- **EXCERPTED RECORDS**
——————————
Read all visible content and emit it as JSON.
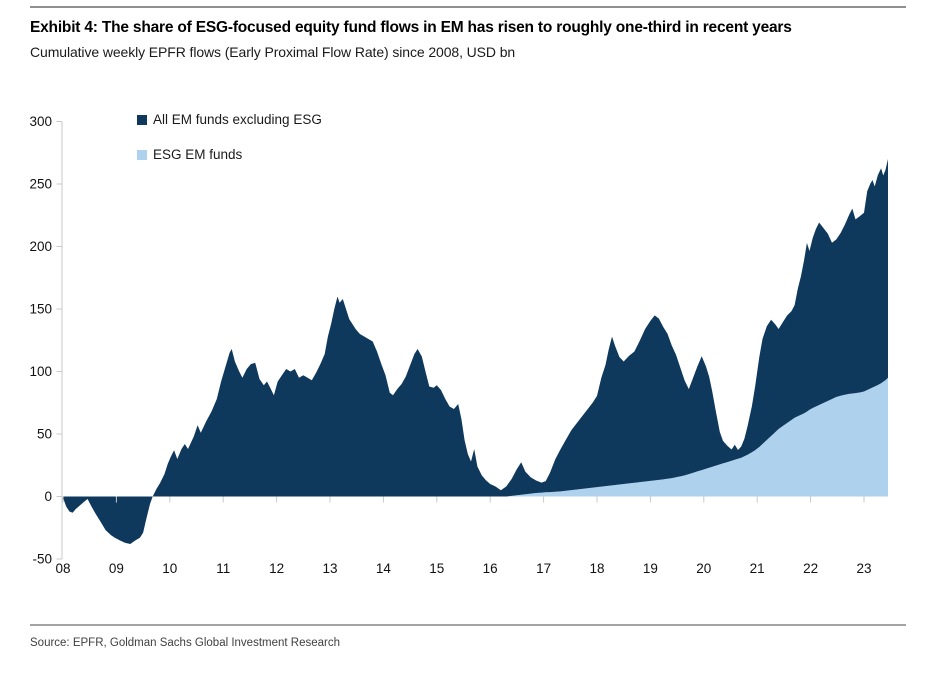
{
  "header": {
    "title": "Exhibit 4: The share of ESG-focused equity fund flows in EM has risen to roughly one-third in recent years",
    "subtitle": "Cumulative weekly EPFR flows (Early Proximal Flow Rate) since 2008, USD bn"
  },
  "legend": [
    {
      "label": "All EM funds excluding ESG",
      "color": "#0f395c"
    },
    {
      "label": "ESG EM funds",
      "color": "#aed2ee"
    }
  ],
  "footer": {
    "source": "Source: EPFR, Goldman Sachs Global Investment Research"
  },
  "colors": {
    "non_esg_area": "#0f395c",
    "esg_area": "#aed2ee",
    "axis": "#c9c9c9",
    "tick_label": "#111111",
    "background": "#ffffff"
  },
  "chart_data": {
    "type": "area",
    "stacked": true,
    "title": "Exhibit 4: The share of ESG-focused equity fund flows in EM has risen to roughly one-third in recent years",
    "subtitle": "Cumulative weekly EPFR flows (Early Proximal Flow Rate) since 2008, USD bn",
    "xlabel": "",
    "ylabel": "USD bn",
    "grid": false,
    "legend_position": "top-left",
    "ylim": [
      -50,
      300
    ],
    "y_ticks": [
      300,
      250,
      200,
      150,
      100,
      50,
      0,
      -50
    ],
    "x_tick_labels": [
      "08",
      "09",
      "10",
      "11",
      "12",
      "13",
      "14",
      "15",
      "16",
      "17",
      "18",
      "19",
      "20",
      "21",
      "22",
      "23"
    ],
    "x_tick_years": [
      2008,
      2009,
      2010,
      2011,
      2012,
      2013,
      2014,
      2015,
      2016,
      2017,
      2018,
      2019,
      2020,
      2021,
      2022,
      2023
    ],
    "x_range": [
      2008,
      2023.45
    ],
    "series": [
      {
        "name": "All EM funds excluding ESG",
        "stack_order": "top",
        "color": "#0f395c",
        "points": [
          [
            2008.0,
            -1
          ],
          [
            2008.06,
            -8
          ],
          [
            2008.12,
            -12
          ],
          [
            2008.18,
            -13
          ],
          [
            2008.24,
            -10
          ],
          [
            2008.32,
            -7
          ],
          [
            2008.4,
            -4
          ],
          [
            2008.46,
            -2
          ],
          [
            2008.52,
            -7
          ],
          [
            2008.6,
            -13
          ],
          [
            2008.7,
            -20
          ],
          [
            2008.8,
            -27
          ],
          [
            2008.9,
            -31
          ],
          [
            2008.97,
            -33
          ],
          [
            2009.06,
            -35
          ],
          [
            2009.16,
            -37
          ],
          [
            2009.26,
            -38
          ],
          [
            2009.36,
            -35
          ],
          [
            2009.44,
            -33
          ],
          [
            2009.5,
            -29
          ],
          [
            2009.56,
            -18
          ],
          [
            2009.63,
            -6
          ],
          [
            2009.68,
            0
          ],
          [
            2009.75,
            6
          ],
          [
            2009.82,
            11
          ],
          [
            2009.9,
            18
          ],
          [
            2009.96,
            26
          ],
          [
            2010.02,
            32
          ],
          [
            2010.08,
            37
          ],
          [
            2010.14,
            30
          ],
          [
            2010.22,
            38
          ],
          [
            2010.28,
            42
          ],
          [
            2010.34,
            38
          ],
          [
            2010.45,
            48
          ],
          [
            2010.52,
            57
          ],
          [
            2010.58,
            51
          ],
          [
            2010.68,
            60
          ],
          [
            2010.78,
            68
          ],
          [
            2010.88,
            78
          ],
          [
            2010.96,
            92
          ],
          [
            2011.05,
            105
          ],
          [
            2011.12,
            115
          ],
          [
            2011.16,
            118
          ],
          [
            2011.22,
            108
          ],
          [
            2011.3,
            100
          ],
          [
            2011.36,
            95
          ],
          [
            2011.44,
            102
          ],
          [
            2011.52,
            106
          ],
          [
            2011.6,
            107
          ],
          [
            2011.68,
            94
          ],
          [
            2011.76,
            89
          ],
          [
            2011.82,
            92
          ],
          [
            2011.88,
            87
          ],
          [
            2011.95,
            81
          ],
          [
            2012.02,
            92
          ],
          [
            2012.1,
            97
          ],
          [
            2012.18,
            102
          ],
          [
            2012.26,
            100
          ],
          [
            2012.34,
            102
          ],
          [
            2012.42,
            95
          ],
          [
            2012.5,
            97
          ],
          [
            2012.58,
            95
          ],
          [
            2012.66,
            93
          ],
          [
            2012.74,
            99
          ],
          [
            2012.82,
            106
          ],
          [
            2012.9,
            114
          ],
          [
            2012.96,
            128
          ],
          [
            2013.02,
            138
          ],
          [
            2013.08,
            150
          ],
          [
            2013.14,
            160
          ],
          [
            2013.18,
            155
          ],
          [
            2013.24,
            158
          ],
          [
            2013.3,
            150
          ],
          [
            2013.36,
            142
          ],
          [
            2013.42,
            138
          ],
          [
            2013.48,
            134
          ],
          [
            2013.56,
            130
          ],
          [
            2013.64,
            128
          ],
          [
            2013.72,
            126
          ],
          [
            2013.8,
            124
          ],
          [
            2013.88,
            116
          ],
          [
            2013.96,
            106
          ],
          [
            2014.04,
            97
          ],
          [
            2014.12,
            83
          ],
          [
            2014.18,
            81
          ],
          [
            2014.26,
            86
          ],
          [
            2014.34,
            90
          ],
          [
            2014.42,
            96
          ],
          [
            2014.5,
            105
          ],
          [
            2014.58,
            114
          ],
          [
            2014.64,
            118
          ],
          [
            2014.72,
            112
          ],
          [
            2014.8,
            98
          ],
          [
            2014.86,
            88
          ],
          [
            2014.94,
            87
          ],
          [
            2015.0,
            89
          ],
          [
            2015.08,
            85
          ],
          [
            2015.16,
            78
          ],
          [
            2015.24,
            72
          ],
          [
            2015.32,
            70
          ],
          [
            2015.4,
            74
          ],
          [
            2015.46,
            62
          ],
          [
            2015.52,
            45
          ],
          [
            2015.58,
            34
          ],
          [
            2015.64,
            28
          ],
          [
            2015.7,
            38
          ],
          [
            2015.76,
            24
          ],
          [
            2015.84,
            17
          ],
          [
            2015.92,
            13
          ],
          [
            2016.0,
            10
          ],
          [
            2016.1,
            8
          ],
          [
            2016.2,
            5
          ],
          [
            2016.3,
            8
          ],
          [
            2016.4,
            13.5
          ],
          [
            2016.5,
            21
          ],
          [
            2016.58,
            26
          ],
          [
            2016.66,
            18
          ],
          [
            2016.76,
            13
          ],
          [
            2016.86,
            10
          ],
          [
            2016.96,
            8
          ],
          [
            2017.04,
            9
          ],
          [
            2017.12,
            15.5
          ],
          [
            2017.22,
            26
          ],
          [
            2017.32,
            34
          ],
          [
            2017.42,
            41
          ],
          [
            2017.52,
            48
          ],
          [
            2017.62,
            53
          ],
          [
            2017.72,
            58
          ],
          [
            2017.82,
            63
          ],
          [
            2017.92,
            68
          ],
          [
            2018.0,
            73
          ],
          [
            2018.08,
            87
          ],
          [
            2018.16,
            97
          ],
          [
            2018.22,
            109
          ],
          [
            2018.28,
            119
          ],
          [
            2018.34,
            111
          ],
          [
            2018.42,
            102
          ],
          [
            2018.5,
            98
          ],
          [
            2018.6,
            102
          ],
          [
            2018.7,
            105
          ],
          [
            2018.8,
            113
          ],
          [
            2018.9,
            122
          ],
          [
            2019.0,
            128
          ],
          [
            2019.08,
            132
          ],
          [
            2019.16,
            129
          ],
          [
            2019.24,
            122
          ],
          [
            2019.32,
            116
          ],
          [
            2019.4,
            106
          ],
          [
            2019.48,
            98
          ],
          [
            2019.56,
            87
          ],
          [
            2019.64,
            76
          ],
          [
            2019.72,
            68
          ],
          [
            2019.8,
            76
          ],
          [
            2019.88,
            84
          ],
          [
            2019.96,
            91
          ],
          [
            2020.04,
            82
          ],
          [
            2020.1,
            73
          ],
          [
            2020.16,
            60
          ],
          [
            2020.22,
            45
          ],
          [
            2020.3,
            26
          ],
          [
            2020.36,
            18
          ],
          [
            2020.44,
            13
          ],
          [
            2020.52,
            9
          ],
          [
            2020.58,
            12
          ],
          [
            2020.64,
            7
          ],
          [
            2020.7,
            9
          ],
          [
            2020.76,
            14
          ],
          [
            2020.82,
            23
          ],
          [
            2020.9,
            37
          ],
          [
            2020.96,
            51
          ],
          [
            2021.04,
            72
          ],
          [
            2021.1,
            84
          ],
          [
            2021.18,
            91
          ],
          [
            2021.26,
            93
          ],
          [
            2021.34,
            86
          ],
          [
            2021.4,
            80
          ],
          [
            2021.48,
            83
          ],
          [
            2021.56,
            86
          ],
          [
            2021.64,
            87
          ],
          [
            2021.7,
            90
          ],
          [
            2021.76,
            102
          ],
          [
            2021.82,
            111
          ],
          [
            2021.88,
            123
          ],
          [
            2021.93,
            135
          ],
          [
            2021.98,
            127
          ],
          [
            2022.04,
            136
          ],
          [
            2022.1,
            142
          ],
          [
            2022.16,
            146
          ],
          [
            2022.24,
            140
          ],
          [
            2022.32,
            134
          ],
          [
            2022.4,
            125
          ],
          [
            2022.48,
            126
          ],
          [
            2022.56,
            130
          ],
          [
            2022.64,
            136
          ],
          [
            2022.72,
            143
          ],
          [
            2022.78,
            148
          ],
          [
            2022.84,
            139
          ],
          [
            2022.92,
            141
          ],
          [
            2023.0,
            143
          ],
          [
            2023.06,
            159
          ],
          [
            2023.12,
            164
          ],
          [
            2023.16,
            166
          ],
          [
            2023.2,
            160
          ],
          [
            2023.26,
            168
          ],
          [
            2023.32,
            172
          ],
          [
            2023.36,
            165
          ],
          [
            2023.4,
            168
          ],
          [
            2023.45,
            175
          ]
        ]
      },
      {
        "name": "ESG EM funds",
        "stack_order": "bottom",
        "color": "#aed2ee",
        "points": [
          [
            2016.3,
            0
          ],
          [
            2016.5,
            1
          ],
          [
            2016.7,
            2
          ],
          [
            2016.9,
            3
          ],
          [
            2017.1,
            3.5
          ],
          [
            2017.3,
            4
          ],
          [
            2017.5,
            5
          ],
          [
            2017.7,
            6
          ],
          [
            2017.9,
            7
          ],
          [
            2018.1,
            8
          ],
          [
            2018.3,
            9
          ],
          [
            2018.5,
            10
          ],
          [
            2018.7,
            11
          ],
          [
            2018.9,
            12
          ],
          [
            2019.1,
            13
          ],
          [
            2019.3,
            14
          ],
          [
            2019.5,
            15.5
          ],
          [
            2019.65,
            17
          ],
          [
            2019.8,
            19
          ],
          [
            2019.95,
            21
          ],
          [
            2020.1,
            23
          ],
          [
            2020.25,
            25
          ],
          [
            2020.4,
            27
          ],
          [
            2020.55,
            29
          ],
          [
            2020.7,
            31
          ],
          [
            2020.85,
            34
          ],
          [
            2021.0,
            38
          ],
          [
            2021.1,
            42
          ],
          [
            2021.2,
            46
          ],
          [
            2021.3,
            50
          ],
          [
            2021.4,
            54
          ],
          [
            2021.5,
            57
          ],
          [
            2021.6,
            60
          ],
          [
            2021.7,
            63
          ],
          [
            2021.8,
            65
          ],
          [
            2021.9,
            67
          ],
          [
            2022.0,
            70
          ],
          [
            2022.1,
            72
          ],
          [
            2022.2,
            74
          ],
          [
            2022.3,
            76
          ],
          [
            2022.4,
            78
          ],
          [
            2022.5,
            80
          ],
          [
            2022.6,
            81
          ],
          [
            2022.7,
            82
          ],
          [
            2022.8,
            82.5
          ],
          [
            2022.9,
            83
          ],
          [
            2023.0,
            84
          ],
          [
            2023.1,
            86
          ],
          [
            2023.2,
            88
          ],
          [
            2023.3,
            90
          ],
          [
            2023.4,
            93
          ],
          [
            2023.45,
            95
          ]
        ]
      }
    ]
  }
}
——————————
- **WORK REQUIRED**
Count the lines in which the string "subtitle" appears, then report only that figure.

- **EXERCISE OUTPUT**
2